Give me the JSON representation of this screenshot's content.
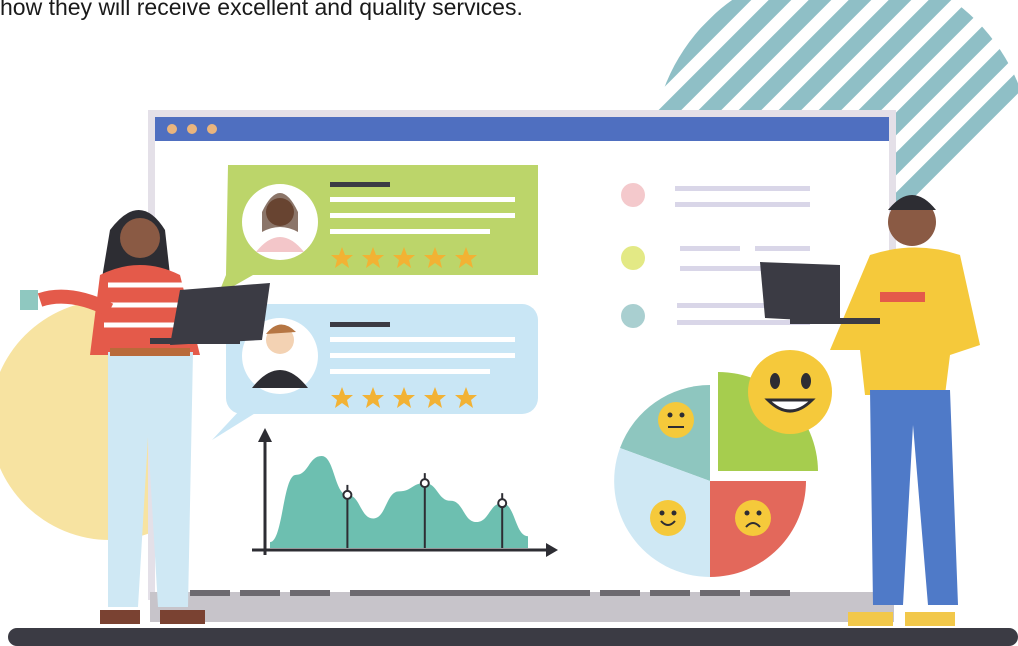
{
  "caption": "how they will receive excellent and quality services.",
  "window": {
    "title_dots": 3,
    "accent": "#4f6fc0",
    "frame_color": "#e4e0e8"
  },
  "reviews": [
    {
      "avatar": "woman-avatar-icon",
      "stars": 5,
      "bubble_color": "#bcd56a"
    },
    {
      "avatar": "man-avatar-icon",
      "stars": 5,
      "bubble_color": "#c9e6f5"
    }
  ],
  "legend_items": [
    {
      "dot_color": "#f4c9cc"
    },
    {
      "dot_color": "#e3e985"
    },
    {
      "dot_color": "#a9cfd0"
    }
  ],
  "chart_data": {
    "type": "area",
    "title": "",
    "xlabel": "",
    "ylabel": "",
    "series": [
      {
        "values": [
          0.05,
          0.62,
          0.78,
          0.45,
          0.25,
          0.48,
          0.55,
          0.4,
          0.22,
          0.38,
          0.1
        ]
      }
    ],
    "markers_at_index": [
      3,
      6,
      9
    ],
    "fill_color": "#6dbfb0",
    "grid": false
  },
  "feedback_pie": {
    "slices": [
      {
        "mood": "happy-face-icon",
        "color": "#a6cd4e"
      },
      {
        "mood": "sad-face-icon",
        "color": "#e3685b"
      },
      {
        "mood": "smile-face-icon",
        "color": "#cfe8f4"
      },
      {
        "mood": "neutral-face-icon",
        "color": "#8ec6bf"
      }
    ]
  }
}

-*-

— SET EXERCISE —
Repeat verbatim all the material, but not the pictures.

— SOLUTION TO THIS EXERCISE —
Give me the JSON representation of this screenshot's content.
{
  "caption": "how they will receive excellent and quality services.",
  "window": {
    "title_dots": 3,
    "accent": "#4f6fc0",
    "frame_color": "#e4e0e8"
  },
  "reviews": [
    {
      "avatar": "woman-avatar-icon",
      "stars": 5,
      "bubble_color": "#bcd56a"
    },
    {
      "avatar": "man-avatar-icon",
      "stars": 5,
      "bubble_color": "#c9e6f5"
    }
  ],
  "legend_items": [
    {
      "dot_color": "#f4c9cc"
    },
    {
      "dot_color": "#e3e985"
    },
    {
      "dot_color": "#a9cfd0"
    }
  ],
  "chart_data": {
    "type": "area",
    "title": "",
    "xlabel": "",
    "ylabel": "",
    "series": [
      {
        "values": [
          0.05,
          0.62,
          0.78,
          0.45,
          0.25,
          0.48,
          0.55,
          0.4,
          0.22,
          0.38,
          0.1
        ]
      }
    ],
    "markers_at_index": [
      3,
      6,
      9
    ],
    "fill_color": "#6dbfb0",
    "grid": false
  },
  "feedback_pie": {
    "slices": [
      {
        "mood": "happy-face-icon",
        "color": "#a6cd4e"
      },
      {
        "mood": "sad-face-icon",
        "color": "#e3685b"
      },
      {
        "mood": "smile-face-icon",
        "color": "#cfe8f4"
      },
      {
        "mood": "neutral-face-icon",
        "color": "#8ec6bf"
      }
    ]
  }
}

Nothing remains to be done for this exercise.